→ **SHORT EXERCISE**: Copy each line of the entries beneath that contains the word "default".

□ □ □ □

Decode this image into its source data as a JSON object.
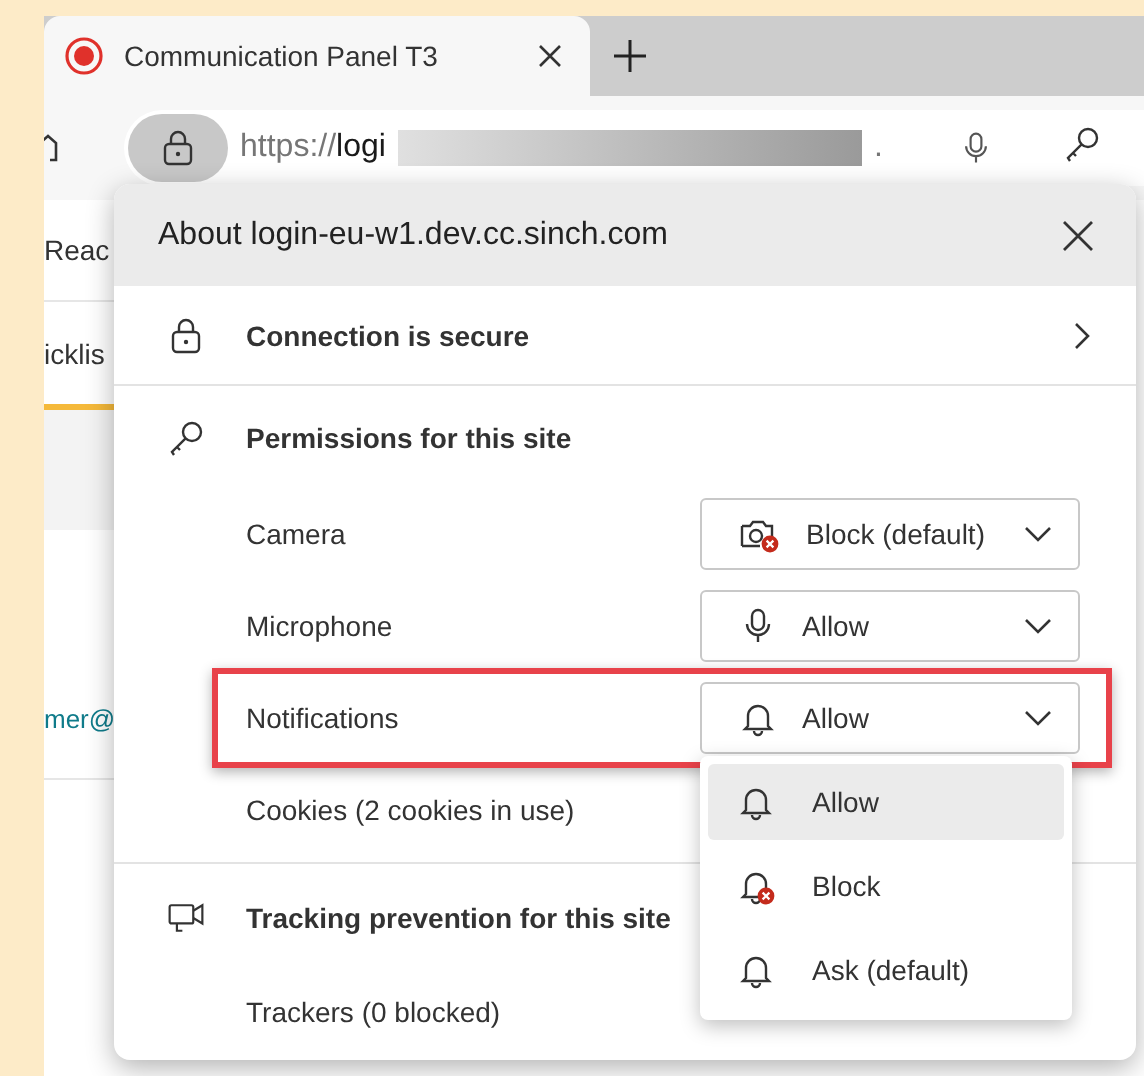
{
  "tab": {
    "title": "Communication Panel T3",
    "selected": true
  },
  "address_bar": {
    "scheme": "https://",
    "host": "logi",
    "tail": "."
  },
  "page_fragments": {
    "left": [
      {
        "text": "Reac",
        "kind": "plain"
      },
      {
        "text": "icklis",
        "kind": "tab"
      },
      {
        "text": "mer@",
        "kind": "link"
      }
    ]
  },
  "popup": {
    "title": "About login-eu-w1.dev.cc.sinch.com",
    "connection": "Connection is secure",
    "permissions_heading": "Permissions for this site",
    "permissions": [
      {
        "label": "Camera",
        "value": "Block (default)",
        "kind": "camera"
      },
      {
        "label": "Microphone",
        "value": "Allow",
        "kind": "microphone"
      },
      {
        "label": "Notifications",
        "value": "Allow",
        "kind": "notifications",
        "highlighted": true,
        "expanded": true
      },
      {
        "label": "Cookies (2 cookies in use)"
      }
    ],
    "tracking_heading": "Tracking prevention for this site",
    "trackers": "Trackers (0 blocked)"
  },
  "dropdown_menu": [
    {
      "label": "Allow",
      "kind": "allow",
      "selected": true
    },
    {
      "label": "Block",
      "kind": "block",
      "selected": false
    },
    {
      "label": "Ask (default)",
      "kind": "ask",
      "selected": false
    }
  ]
}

□ □ □ □

→ **ANSWER IN FULL**:
        "value": "Block (default)",
      "label": "Ask (default)",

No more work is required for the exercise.